*SET PROBLEM*. Output the material exactly, but drop every image it holds.
---------- RECORDS SUPPLIED
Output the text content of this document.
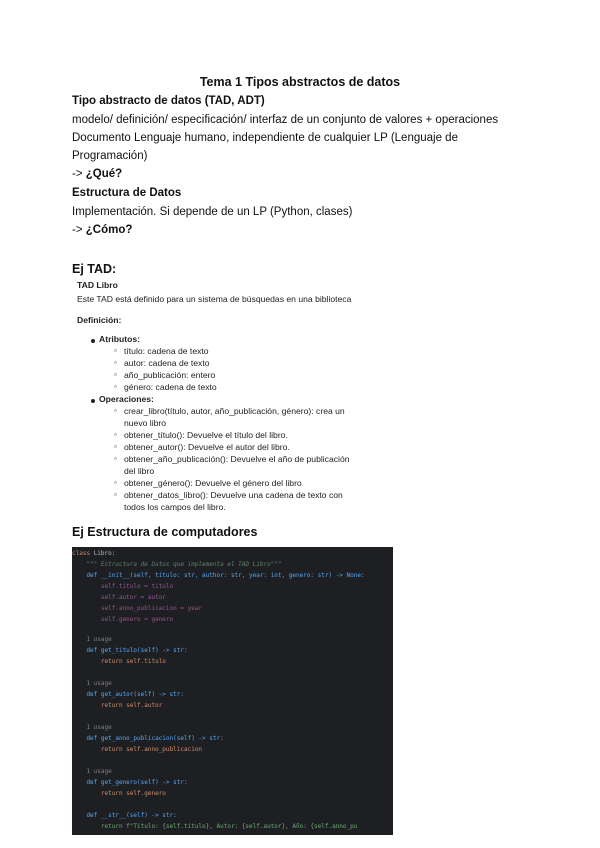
Tema 1 Tipos abstractos de datos
Tipo abstracto de datos (TAD, ADT)
modelo/ definición/ especificación/ interfaz de un conjunto de valores + operaciones
Documento Lenguaje humano, independiente de cualquier LP (Lenguaje de
Programación)
-> ¿Qué?
Estructura de Datos
Implementación. Si depende de un LP (Python, clases)
-> ¿Cómo?
Ej TAD:
TAD Libro
Este TAD está definido para un sistema de búsquedas en una biblioteca
Definición:
Atributos:
▫ título: cadena de texto
▫ autor: cadena de texto
▫ año_publicación: entero
▫ género: cadena de texto
Operaciones:
▫ crear_libro(título, autor, año_publicación, género): crea un
nuevo libro
▫ obtener_título(): Devuelve el título del libro.
▫ obtener_autor(): Devuelve el autor del libro.
▫ obtener_año_publicación(): Devuelve el año de publicación
del libro
▫ obtener_género(): Devuelve el género del libro
▫ obtener_datos_libro(): Devuelve una cadena de texto con
todos los campos del libro.
Ej Estructura de computadores
class Libro:
""" Estructura de Datos que implementa el TAD Libro"""
def __init__(self, titulo: str, author: str, year: int, genero: str) -> None:
self.titulo = titulo
self.autor = autor
self.anno_publicacion = year
self.genero = genero
1 usage
def get_titulo(self) -> str:
return self.titulo
1 usage
def get_autor(self) -> str:
return self.autor
1 usage
def get_anno_publicacion(self) -> str:
return self.anno_publicacion
1 usage
def get_genero(self) -> str:
return self.genero
def __str__(self) -> str:
return f"Titulo: {self.titulo}, Autor: {self.autor}, Año: {self.anno_pu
--------------------
*EXPECTED ANSWER*.
Output the text content of this document.
Tema 1 Tipos abstractos de datos
Tipo abstracto de datos (TAD, ADT)
modelo/ definición/ especificación/ interfaz de un conjunto de valores + operaciones
Documento Lenguaje humano, independiente de cualquier LP (Lenguaje de
Programación)
-> ¿Qué?
Estructura de Datos
Implementación. Si depende de un LP (Python, clases)
-> ¿Cómo?
Ej TAD:
TAD Libro
Este TAD está definido para un sistema de búsquedas en una biblioteca
Definición:
Atributos:
▫ título: cadena de texto
▫ autor: cadena de texto
▫ año_publicación: entero
▫ género: cadena de texto
Operaciones:
▫ crear_libro(título, autor, año_publicación, género): crea un
nuevo libro
▫ obtener_título(): Devuelve el título del libro.
▫ obtener_autor(): Devuelve el autor del libro.
▫ obtener_año_publicación(): Devuelve el año de publicación
del libro
▫ obtener_género(): Devuelve el género del libro
▫ obtener_datos_libro(): Devuelve una cadena de texto con
todos los campos del libro.
Ej Estructura de computadores
class Libro:
""" Estructura de Datos que implementa el TAD Libro"""
def __init__(self, titulo: str, author: str, year: int, genero: str) -> None:
self.titulo = titulo
self.autor = autor
self.anno_publicacion = year
self.genero = genero
1 usage
def get_titulo(self) -> str:
return self.titulo
1 usage
def get_autor(self) -> str:
return self.autor
1 usage
def get_anno_publicacion(self) -> str:
return self.anno_publicacion
1 usage
def get_genero(self) -> str:
return self.genero
def __str__(self) -> str:
return f"Titulo: {self.titulo}, Autor: {self.autor}, Año: {self.anno_pu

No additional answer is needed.